** Aim of the exercise **
Starting at the line with "Read this page and output its text content.", transcribe each line through the final one, both included, and add nothing.

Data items
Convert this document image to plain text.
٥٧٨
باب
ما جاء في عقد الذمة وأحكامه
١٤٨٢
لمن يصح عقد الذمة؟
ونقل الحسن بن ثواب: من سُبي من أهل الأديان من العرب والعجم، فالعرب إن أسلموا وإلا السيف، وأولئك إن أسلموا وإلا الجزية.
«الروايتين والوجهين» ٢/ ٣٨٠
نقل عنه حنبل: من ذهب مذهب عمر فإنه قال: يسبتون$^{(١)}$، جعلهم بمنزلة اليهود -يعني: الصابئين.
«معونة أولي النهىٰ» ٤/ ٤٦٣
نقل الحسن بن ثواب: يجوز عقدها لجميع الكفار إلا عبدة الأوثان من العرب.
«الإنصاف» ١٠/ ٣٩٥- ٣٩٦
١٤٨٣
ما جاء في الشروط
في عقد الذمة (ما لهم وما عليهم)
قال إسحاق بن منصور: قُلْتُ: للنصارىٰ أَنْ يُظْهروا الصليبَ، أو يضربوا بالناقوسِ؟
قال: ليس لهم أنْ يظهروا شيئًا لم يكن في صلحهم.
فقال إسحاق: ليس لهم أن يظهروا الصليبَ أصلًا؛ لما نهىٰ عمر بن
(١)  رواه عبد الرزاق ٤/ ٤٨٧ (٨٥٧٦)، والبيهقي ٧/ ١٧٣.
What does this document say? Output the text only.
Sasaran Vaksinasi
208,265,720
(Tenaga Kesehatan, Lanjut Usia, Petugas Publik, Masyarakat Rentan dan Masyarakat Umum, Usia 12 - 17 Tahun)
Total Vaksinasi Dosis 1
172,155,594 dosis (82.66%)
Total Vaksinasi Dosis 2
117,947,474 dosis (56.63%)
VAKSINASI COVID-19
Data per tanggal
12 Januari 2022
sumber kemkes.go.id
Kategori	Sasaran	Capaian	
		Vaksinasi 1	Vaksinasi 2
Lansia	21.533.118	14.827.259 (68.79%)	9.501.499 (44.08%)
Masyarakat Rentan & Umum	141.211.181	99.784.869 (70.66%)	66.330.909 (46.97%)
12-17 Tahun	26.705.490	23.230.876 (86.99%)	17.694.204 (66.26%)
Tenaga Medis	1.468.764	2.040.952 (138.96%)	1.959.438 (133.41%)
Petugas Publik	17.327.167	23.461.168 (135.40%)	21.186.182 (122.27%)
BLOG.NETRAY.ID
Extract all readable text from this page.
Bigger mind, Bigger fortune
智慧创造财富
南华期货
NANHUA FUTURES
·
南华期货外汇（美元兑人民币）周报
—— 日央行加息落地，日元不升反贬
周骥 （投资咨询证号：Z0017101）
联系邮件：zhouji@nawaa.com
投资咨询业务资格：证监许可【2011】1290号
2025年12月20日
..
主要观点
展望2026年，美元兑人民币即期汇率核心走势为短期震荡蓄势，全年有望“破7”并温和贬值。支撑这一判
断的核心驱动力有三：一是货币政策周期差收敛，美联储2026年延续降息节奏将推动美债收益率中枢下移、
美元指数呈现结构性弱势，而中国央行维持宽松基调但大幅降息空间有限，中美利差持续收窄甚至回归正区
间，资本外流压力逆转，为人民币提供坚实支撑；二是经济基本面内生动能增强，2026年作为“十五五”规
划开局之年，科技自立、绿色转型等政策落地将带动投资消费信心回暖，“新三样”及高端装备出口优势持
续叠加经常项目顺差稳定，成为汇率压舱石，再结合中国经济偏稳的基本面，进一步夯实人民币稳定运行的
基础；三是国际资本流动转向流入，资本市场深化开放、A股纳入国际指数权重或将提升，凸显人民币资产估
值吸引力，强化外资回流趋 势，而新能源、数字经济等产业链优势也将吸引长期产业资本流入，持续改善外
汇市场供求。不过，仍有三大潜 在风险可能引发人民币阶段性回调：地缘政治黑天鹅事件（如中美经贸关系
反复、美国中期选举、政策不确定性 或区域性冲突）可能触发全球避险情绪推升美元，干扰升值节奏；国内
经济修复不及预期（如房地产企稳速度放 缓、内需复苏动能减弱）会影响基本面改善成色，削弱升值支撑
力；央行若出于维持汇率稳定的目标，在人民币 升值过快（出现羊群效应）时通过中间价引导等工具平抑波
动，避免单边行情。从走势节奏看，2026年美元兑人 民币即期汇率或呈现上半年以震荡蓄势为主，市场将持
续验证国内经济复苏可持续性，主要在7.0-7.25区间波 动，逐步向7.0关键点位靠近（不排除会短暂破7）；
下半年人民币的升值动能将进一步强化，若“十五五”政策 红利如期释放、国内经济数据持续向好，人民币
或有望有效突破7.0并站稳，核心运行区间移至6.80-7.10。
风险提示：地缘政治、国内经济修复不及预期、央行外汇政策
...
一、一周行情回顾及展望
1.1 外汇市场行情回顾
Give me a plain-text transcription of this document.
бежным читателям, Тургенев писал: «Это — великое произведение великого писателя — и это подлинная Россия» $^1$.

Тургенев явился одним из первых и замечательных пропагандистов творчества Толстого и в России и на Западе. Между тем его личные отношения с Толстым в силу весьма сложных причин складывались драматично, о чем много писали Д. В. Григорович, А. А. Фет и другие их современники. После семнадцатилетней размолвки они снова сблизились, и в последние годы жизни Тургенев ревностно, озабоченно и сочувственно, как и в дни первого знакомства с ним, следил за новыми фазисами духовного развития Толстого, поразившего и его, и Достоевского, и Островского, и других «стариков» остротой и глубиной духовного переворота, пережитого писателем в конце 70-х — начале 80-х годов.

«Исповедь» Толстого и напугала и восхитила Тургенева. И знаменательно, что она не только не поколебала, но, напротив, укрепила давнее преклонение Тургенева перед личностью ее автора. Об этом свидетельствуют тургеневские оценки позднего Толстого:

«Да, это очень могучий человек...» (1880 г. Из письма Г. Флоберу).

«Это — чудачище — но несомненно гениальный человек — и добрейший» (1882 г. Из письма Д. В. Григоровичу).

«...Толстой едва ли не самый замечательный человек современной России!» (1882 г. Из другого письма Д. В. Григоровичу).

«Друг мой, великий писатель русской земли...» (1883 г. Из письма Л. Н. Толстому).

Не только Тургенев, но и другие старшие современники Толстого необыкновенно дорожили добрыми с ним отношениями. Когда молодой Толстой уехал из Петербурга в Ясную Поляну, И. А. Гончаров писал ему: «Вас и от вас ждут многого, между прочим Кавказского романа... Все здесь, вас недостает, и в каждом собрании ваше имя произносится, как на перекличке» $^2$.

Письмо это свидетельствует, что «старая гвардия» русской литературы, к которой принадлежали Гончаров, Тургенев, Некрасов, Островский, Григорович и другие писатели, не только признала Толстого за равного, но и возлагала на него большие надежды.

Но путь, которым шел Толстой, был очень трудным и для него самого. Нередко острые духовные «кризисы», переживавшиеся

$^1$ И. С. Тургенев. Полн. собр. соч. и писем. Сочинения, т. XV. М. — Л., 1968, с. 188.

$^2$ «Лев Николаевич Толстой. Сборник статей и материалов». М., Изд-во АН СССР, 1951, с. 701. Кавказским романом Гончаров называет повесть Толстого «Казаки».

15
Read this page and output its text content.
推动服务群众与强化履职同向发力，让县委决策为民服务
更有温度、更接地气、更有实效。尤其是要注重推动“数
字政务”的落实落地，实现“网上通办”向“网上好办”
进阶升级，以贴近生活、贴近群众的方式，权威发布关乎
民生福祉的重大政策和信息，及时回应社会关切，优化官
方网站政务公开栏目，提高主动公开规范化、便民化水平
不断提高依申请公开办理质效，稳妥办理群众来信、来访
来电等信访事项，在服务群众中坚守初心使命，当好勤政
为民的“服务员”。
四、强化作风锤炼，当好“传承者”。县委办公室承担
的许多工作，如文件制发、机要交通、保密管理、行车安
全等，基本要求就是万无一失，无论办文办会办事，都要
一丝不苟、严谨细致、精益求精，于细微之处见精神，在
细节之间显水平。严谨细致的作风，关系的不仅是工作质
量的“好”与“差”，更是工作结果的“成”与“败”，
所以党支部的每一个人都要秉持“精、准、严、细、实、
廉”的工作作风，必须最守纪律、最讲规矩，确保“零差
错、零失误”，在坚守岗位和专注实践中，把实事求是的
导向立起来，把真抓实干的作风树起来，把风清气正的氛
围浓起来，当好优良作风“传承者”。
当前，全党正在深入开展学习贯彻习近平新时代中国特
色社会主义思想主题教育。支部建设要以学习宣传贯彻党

** Solution **
Read this page and output its text content.
推动服务群众与强化履职同向发力，让县委决策为民服务
更有温度、更接地气、更有实效。尤其是要注重推动“数
字政务”的落实落地，实现“网上通办”向“网上好办”
进阶升级，以贴近生活、贴近群众的方式，权威发布关乎
民生福祉的重大政策和信息，及时回应社会关切，优化官
方网站政务公开栏目，提高主动公开规范化、便民化水平
不断提高依申请公开办理质效，稳妥办理群众来信、来访
来电等信访事项，在服务群众中坚守初心使命，当好勤政
为民的“服务员”。
四、强化作风锤炼，当好“传承者”。县委办公室承担
的许多工作，如文件制发、机要交通、保密管理、行车安
全等，基本要求就是万无一失，无论办文办会办事，都要
一丝不苟、严谨细致、精益求精，于细微之处见精神，在
细节之间显水平。严谨细致的作风，关系的不仅是工作质
量的“好”与“差”，更是工作结果的“成”与“败”，
所以党支部的每一个人都要秉持“精、准、严、细、实、
廉”的工作作风，必须最守纪律、最讲规矩，确保“零差
错、零失误”，在坚守岗位和专注实践中，把实事求是的
导向立起来，把真抓实干的作风树起来，把风清气正的氛
围浓起来，当好优良作风“传承者”。
当前，全党正在深入开展学习贯彻习近平新时代中国特
色社会主义思想主题教育。支部建设要以学习宣传贯彻党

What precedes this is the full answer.